◆ TASK BRIEF ◆
Quote the listing below in full and exactly as written, but omit every picture.

---- PROVIDED ENTRIES

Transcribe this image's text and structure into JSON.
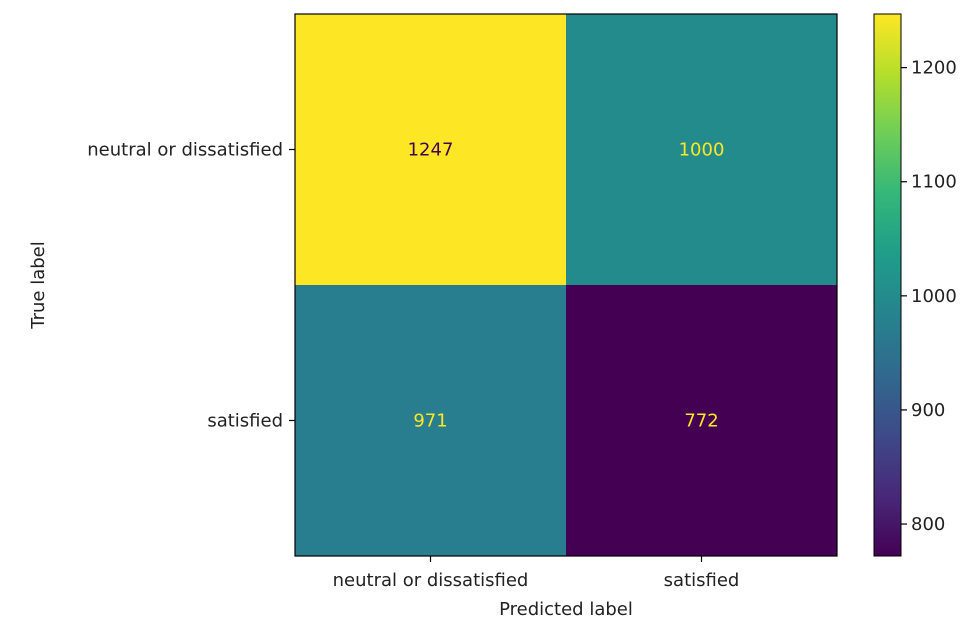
{
  "chart_data": {
    "type": "heatmap",
    "title": "",
    "xlabel": "Predicted label",
    "ylabel": "True label",
    "x_categories": [
      "neutral or dissatisfied",
      "satisfied"
    ],
    "y_categories": [
      "neutral or dissatisfied",
      "satisfied"
    ],
    "values": [
      [
        1247,
        1000
      ],
      [
        971,
        772
      ]
    ],
    "colormap": "viridis",
    "colorbar": {
      "range": [
        772,
        1247
      ],
      "ticks": [
        800,
        900,
        1000,
        1100,
        1200
      ]
    },
    "grid": false
  }
}
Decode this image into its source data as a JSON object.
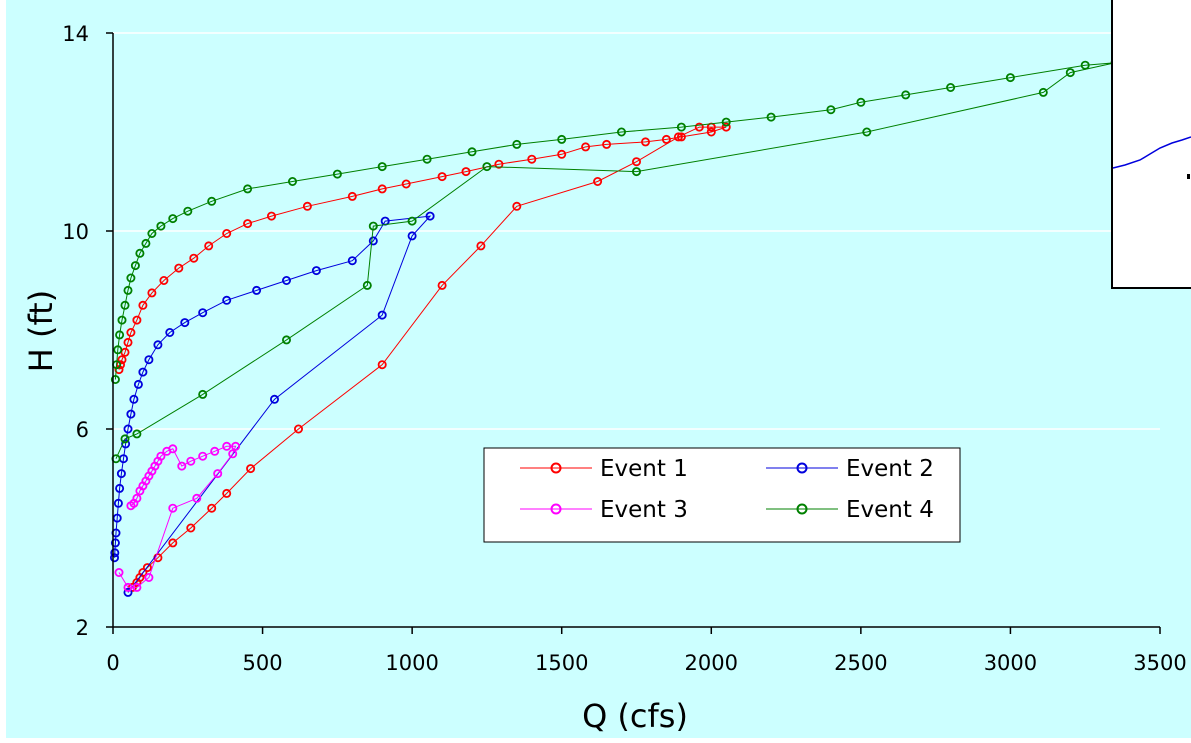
{
  "colors": {
    "background": "#ccffff",
    "axis": "#000000",
    "grid": "#ffffff",
    "event_1": "#ff0000",
    "event_2": "#0000dd",
    "event_3": "#ff00ff",
    "event_4": "#008000"
  },
  "chart_data": {
    "type": "scatter",
    "title": "",
    "xlabel": "Q (cfs)",
    "ylabel": "H (ft)",
    "xlim": [
      0,
      3500
    ],
    "ylim": [
      2,
      14
    ],
    "x_ticks": [
      "0",
      "500",
      "1000",
      "1500",
      "2000",
      "2500",
      "3000",
      "3500"
    ],
    "y_ticks": [
      "2",
      "6",
      "10",
      "14"
    ],
    "grid": "horizontal",
    "legend_position": "lower-center",
    "series": [
      {
        "name": "Event 1",
        "color": "#ff0000",
        "x": [
          65,
          80,
          90,
          100,
          115,
          150,
          200,
          260,
          330,
          380,
          460,
          620,
          900,
          1100,
          1230,
          1350,
          1620,
          1750,
          1890,
          1960,
          2000,
          2050,
          2000,
          1900,
          1850,
          1780,
          1650,
          1580,
          1500,
          1400,
          1290,
          1180,
          1100,
          980,
          900,
          800,
          650,
          530,
          450,
          380,
          320,
          270,
          220,
          170,
          130,
          100,
          80,
          60,
          50,
          40,
          30,
          25,
          20
        ],
        "y": [
          2.8,
          2.9,
          3.0,
          3.1,
          3.2,
          3.4,
          3.7,
          4.0,
          4.4,
          4.7,
          5.2,
          6.0,
          7.3,
          8.9,
          9.7,
          10.5,
          11.0,
          11.4,
          11.9,
          12.1,
          12.1,
          12.1,
          12.0,
          11.9,
          11.85,
          11.8,
          11.75,
          11.7,
          11.55,
          11.45,
          11.35,
          11.2,
          11.1,
          10.95,
          10.85,
          10.7,
          10.5,
          10.3,
          10.15,
          9.95,
          9.7,
          9.45,
          9.25,
          9.0,
          8.75,
          8.5,
          8.2,
          7.95,
          7.75,
          7.55,
          7.4,
          7.3,
          7.2
        ]
      },
      {
        "name": "Event 2",
        "color": "#0000dd",
        "x": [
          50,
          540,
          900,
          1000,
          1060,
          910,
          870,
          800,
          680,
          580,
          480,
          380,
          300,
          240,
          190,
          150,
          120,
          100,
          85,
          70,
          60,
          50,
          42,
          35,
          28,
          22,
          18,
          14,
          10,
          8,
          6,
          5
        ],
        "y": [
          2.7,
          6.6,
          8.3,
          9.9,
          10.3,
          10.2,
          9.8,
          9.4,
          9.2,
          9.0,
          8.8,
          8.6,
          8.35,
          8.15,
          7.95,
          7.7,
          7.4,
          7.15,
          6.9,
          6.6,
          6.3,
          6.0,
          5.7,
          5.4,
          5.1,
          4.8,
          4.5,
          4.2,
          3.9,
          3.7,
          3.5,
          3.4
        ]
      },
      {
        "name": "Event 3",
        "color": "#ff00ff",
        "x": [
          20,
          50,
          80,
          120,
          200,
          280,
          350,
          400,
          410,
          380,
          340,
          300,
          260,
          230,
          200,
          180,
          160,
          150,
          140,
          130,
          120,
          110,
          100,
          90,
          80,
          70,
          60
        ],
        "y": [
          3.1,
          2.8,
          2.8,
          3.0,
          4.4,
          4.6,
          5.1,
          5.5,
          5.65,
          5.65,
          5.55,
          5.45,
          5.35,
          5.25,
          5.6,
          5.55,
          5.45,
          5.35,
          5.25,
          5.15,
          5.05,
          4.95,
          4.85,
          4.75,
          4.6,
          4.5,
          4.45
        ]
      },
      {
        "name": "Event 4",
        "color": "#008000",
        "x": [
          10,
          40,
          80,
          300,
          580,
          850,
          870,
          1000,
          1250,
          1750,
          2520,
          3110,
          3200,
          3350,
          3250,
          3000,
          2800,
          2650,
          2500,
          2400,
          2200,
          2050,
          1900,
          1700,
          1500,
          1350,
          1200,
          1050,
          900,
          750,
          600,
          450,
          330,
          250,
          200,
          160,
          130,
          110,
          90,
          75,
          60,
          50,
          40,
          30,
          22,
          16,
          12,
          8
        ],
        "y": [
          5.4,
          5.8,
          5.9,
          6.7,
          7.8,
          8.9,
          10.1,
          10.2,
          11.3,
          11.2,
          12.0,
          12.8,
          13.2,
          13.4,
          13.35,
          13.1,
          12.9,
          12.75,
          12.6,
          12.45,
          12.3,
          12.2,
          12.1,
          12.0,
          11.85,
          11.75,
          11.6,
          11.45,
          11.3,
          11.15,
          11.0,
          10.85,
          10.6,
          10.4,
          10.25,
          10.1,
          9.95,
          9.75,
          9.55,
          9.3,
          9.05,
          8.8,
          8.5,
          8.2,
          7.9,
          7.6,
          7.3,
          7.0
        ]
      }
    ]
  },
  "legend": {
    "items": [
      "Event 1",
      "Event 2",
      "Event 3",
      "Event 4"
    ]
  }
}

--------

◆ FINISHED ANSWER ◆
Transcribe this image's text and structure into JSON.
{
  "chart_data": {
    "type": "heatmap",
    "title": "",
    "xlabel": "Predicted label",
    "ylabel": "True label",
    "x_categories": [
      "neutral or dissatisfied",
      "satisfied"
    ],
    "y_categories": [
      "neutral or dissatisfied",
      "satisfied"
    ],
    "values": [
      [
        1247,
        1000
      ],
      [
        971,
        772
      ]
    ],
    "colormap": "viridis",
    "colorbar": {
      "range": [
        772,
        1247
      ],
      "ticks": [
        800,
        900,
        1000,
        1100,
        1200
      ]
    },
    "grid": false
  }
}
Decode this image into its source data as a JSON object.
{
  "colors": {
    "background": "#ccffff",
    "axis": "#000000",
    "grid": "#ffffff",
    "event_1": "#ff0000",
    "event_2": "#0000dd",
    "event_3": "#ff00ff",
    "event_4": "#008000"
  },
  "chart_data": {
    "type": "scatter",
    "title": "",
    "xlabel": "Q (cfs)",
    "ylabel": "H (ft)",
    "xlim": [
      0,
      3500
    ],
    "ylim": [
      2,
      14
    ],
    "x_ticks": [
      "0",
      "500",
      "1000",
      "1500",
      "2000",
      "2500",
      "3000",
      "3500"
    ],
    "y_ticks": [
      "2",
      "6",
      "10",
      "14"
    ],
    "grid": "horizontal",
    "legend_position": "lower-center",
    "series": [
      {
        "name": "Event 1",
        "color": "#ff0000",
        "x": [
          65,
          80,
          90,
          100,
          115,
          150,
          200,
          260,
          330,
          380,
          460,
          620,
          900,
          1100,
          1230,
          1350,
          1620,
          1750,
          1890,
          1960,
          2000,
          2050,
          2000,
          1900,
          1850,
          1780,
          1650,
          1580,
          1500,
          1400,
          1290,
          1180,
          1100,
          980,
          900,
          800,
          650,
          530,
          450,
          380,
          320,
          270,
          220,
          170,
          130,
          100,
          80,
          60,
          50,
          40,
          30,
          25,
          20
        ],
        "y": [
          2.8,
          2.9,
          3.0,
          3.1,
          3.2,
          3.4,
          3.7,
          4.0,
          4.4,
          4.7,
          5.2,
          6.0,
          7.3,
          8.9,
          9.7,
          10.5,
          11.0,
          11.4,
          11.9,
          12.1,
          12.1,
          12.1,
          12.0,
          11.9,
          11.85,
          11.8,
          11.75,
          11.7,
          11.55,
          11.45,
          11.35,
          11.2,
          11.1,
          10.95,
          10.85,
          10.7,
          10.5,
          10.3,
          10.15,
          9.95,
          9.7,
          9.45,
          9.25,
          9.0,
          8.75,
          8.5,
          8.2,
          7.95,
          7.75,
          7.55,
          7.4,
          7.3,
          7.2
        ]
      },
      {
        "name": "Event 2",
        "color": "#0000dd",
        "x": [
          50,
          540,
          900,
          1000,
          1060,
          910,
          870,
          800,
          680,
          580,
          480,
          380,
          300,
          240,
          190,
          150,
          120,
          100,
          85,
          70,
          60,
          50,
          42,
          35,
          28,
          22,
          18,
          14,
          10,
          8,
          6,
          5
        ],
        "y": [
          2.7,
          6.6,
          8.3,
          9.9,
          10.3,
          10.2,
          9.8,
          9.4,
          9.2,
          9.0,
          8.8,
          8.6,
          8.35,
          8.15,
          7.95,
          7.7,
          7.4,
          7.15,
          6.9,
          6.6,
          6.3,
          6.0,
          5.7,
          5.4,
          5.1,
          4.8,
          4.5,
          4.2,
          3.9,
          3.7,
          3.5,
          3.4
        ]
      },
      {
        "name": "Event 3",
        "color": "#ff00ff",
        "x": [
          20,
          50,
          80,
          120,
          200,
          280,
          350,
          400,
          410,
          380,
          340,
          300,
          260,
          230,
          200,
          180,
          160,
          150,
          140,
          130,
          120,
          110,
          100,
          90,
          80,
          70,
          60
        ],
        "y": [
          3.1,
          2.8,
          2.8,
          3.0,
          4.4,
          4.6,
          5.1,
          5.5,
          5.65,
          5.65,
          5.55,
          5.45,
          5.35,
          5.25,
          5.6,
          5.55,
          5.45,
          5.35,
          5.25,
          5.15,
          5.05,
          4.95,
          4.85,
          4.75,
          4.6,
          4.5,
          4.45
        ]
      },
      {
        "name": "Event 4",
        "color": "#008000",
        "x": [
          10,
          40,
          80,
          300,
          580,
          850,
          870,
          1000,
          1250,
          1750,
          2520,
          3110,
          3200,
          3350,
          3250,
          3000,
          2800,
          2650,
          2500,
          2400,
          2200,
          2050,
          1900,
          1700,
          1500,
          1350,
          1200,
          1050,
          900,
          750,
          600,
          450,
          330,
          250,
          200,
          160,
          130,
          110,
          90,
          75,
          60,
          50,
          40,
          30,
          22,
          16,
          12,
          8
        ],
        "y": [
          5.4,
          5.8,
          5.9,
          6.7,
          7.8,
          8.9,
          10.1,
          10.2,
          11.3,
          11.2,
          12.0,
          12.8,
          13.2,
          13.4,
          13.35,
          13.1,
          12.9,
          12.75,
          12.6,
          12.45,
          12.3,
          12.2,
          12.1,
          12.0,
          11.85,
          11.75,
          11.6,
          11.45,
          11.3,
          11.15,
          11.0,
          10.85,
          10.6,
          10.4,
          10.25,
          10.1,
          9.95,
          9.75,
          9.55,
          9.3,
          9.05,
          8.8,
          8.5,
          8.2,
          7.9,
          7.6,
          7.3,
          7.0
        ]
      }
    ]
  },
  "legend": {
    "items": [
      "Event 1",
      "Event 2",
      "Event 3",
      "Event 4"
    ]
  }
}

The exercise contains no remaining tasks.